**YOUR INSTRUCTIONS**. Write out every line of the material exactly as it appears.

────────────────

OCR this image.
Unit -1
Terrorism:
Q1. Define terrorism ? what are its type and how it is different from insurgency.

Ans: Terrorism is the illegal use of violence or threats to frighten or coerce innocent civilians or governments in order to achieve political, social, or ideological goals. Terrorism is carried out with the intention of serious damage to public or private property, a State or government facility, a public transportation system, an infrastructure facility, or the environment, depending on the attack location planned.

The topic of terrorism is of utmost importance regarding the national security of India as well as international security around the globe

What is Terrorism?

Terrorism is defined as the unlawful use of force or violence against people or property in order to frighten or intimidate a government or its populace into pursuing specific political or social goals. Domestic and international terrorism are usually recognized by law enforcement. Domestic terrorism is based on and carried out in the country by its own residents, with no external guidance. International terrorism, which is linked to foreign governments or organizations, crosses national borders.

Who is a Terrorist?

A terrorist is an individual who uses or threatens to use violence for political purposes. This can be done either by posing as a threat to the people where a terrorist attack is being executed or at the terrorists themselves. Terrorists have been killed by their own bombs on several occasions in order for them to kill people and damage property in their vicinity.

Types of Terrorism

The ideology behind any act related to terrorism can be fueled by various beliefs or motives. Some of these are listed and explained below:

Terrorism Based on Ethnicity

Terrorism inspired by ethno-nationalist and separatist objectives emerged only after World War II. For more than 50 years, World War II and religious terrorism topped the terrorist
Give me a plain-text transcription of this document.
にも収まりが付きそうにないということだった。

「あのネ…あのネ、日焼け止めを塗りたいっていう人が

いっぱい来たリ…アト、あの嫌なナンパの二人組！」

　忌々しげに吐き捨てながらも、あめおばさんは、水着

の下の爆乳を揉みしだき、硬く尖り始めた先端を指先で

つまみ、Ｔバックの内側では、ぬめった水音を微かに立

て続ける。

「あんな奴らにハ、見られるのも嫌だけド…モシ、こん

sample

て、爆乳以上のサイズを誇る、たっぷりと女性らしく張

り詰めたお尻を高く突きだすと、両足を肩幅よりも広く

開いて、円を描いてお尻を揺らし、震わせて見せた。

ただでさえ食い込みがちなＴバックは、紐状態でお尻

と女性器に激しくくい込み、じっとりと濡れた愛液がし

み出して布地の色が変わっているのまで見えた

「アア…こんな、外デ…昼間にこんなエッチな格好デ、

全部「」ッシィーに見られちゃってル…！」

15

────────────────

**RESPONSE TO THIS TASK**.
OCR this image.
Unit -1
Terrorism:
Q1. Define terrorism ? what are its type and how it is different from insurgency.

Ans: Terrorism is the illegal use of violence or threats to frighten or coerce innocent civilians or governments in order to achieve political, social, or ideological goals. Terrorism is carried out with the intention of serious damage to public or private property, a State or government facility, a public transportation system, an infrastructure facility, or the environment, depending on the attack location planned.

The topic of terrorism is of utmost importance regarding the national security of India as well as international security around the globe

What is Terrorism?

Terrorism is defined as the unlawful use of force or violence against people or property in order to frighten or intimidate a government or its populace into pursuing specific political or social goals. Domestic and international terrorism are usually recognized by law enforcement. Domestic terrorism is based on and carried out in the country by its own residents, with no external guidance. International terrorism, which is linked to foreign governments or organizations, crosses national borders.

Who is a Terrorist?

A terrorist is an individual who uses or threatens to use violence for political purposes. This can be done either by posing as a threat to the people where a terrorist attack is being executed or at the terrorists themselves. Terrorists have been killed by their own bombs on several occasions in order for them to kill people and damage property in their vicinity.

Types of Terrorism

The ideology behind any act related to terrorism can be fueled by various beliefs or motives. Some of these are listed and explained below:

Terrorism Based on Ethnicity

Terrorism inspired by ethno-nationalist and separatist objectives emerged only after World War II. For more than 50 years, World War II and religious terrorism topped the terrorist
Give me a plain-text transcription of this document.
にも収まりが付きそうにないということだった。

「あのネ…あのネ、日焼け止めを塗りたいっていう人が

いっぱい来たリ…アト、あの嫌なナンパの二人組！」

　忌々しげに吐き捨てながらも、あめおばさんは、水着

の下の爆乳を揉みしだき、硬く尖り始めた先端を指先で

つまみ、Ｔバックの内側では、ぬめった水音を微かに立

て続ける。

「あんな奴らにハ、見られるのも嫌だけド…モシ、こん

sample

て、爆乳以上のサイズを誇る、たっぷりと女性らしく張

り詰めたお尻を高く突きだすと、両足を肩幅よりも広く

開いて、円を描いてお尻を揺らし、震わせて見せた。

ただでさえ食い込みがちなＴバックは、紐状態でお尻

と女性器に激しくくい込み、じっとりと濡れた愛液がし

み出して布地の色が変わっているのまで見えた

「アア…こんな、外デ…昼間にこんなエッチな格好デ、

全部「」ッシィーに見られちゃってル…！」

15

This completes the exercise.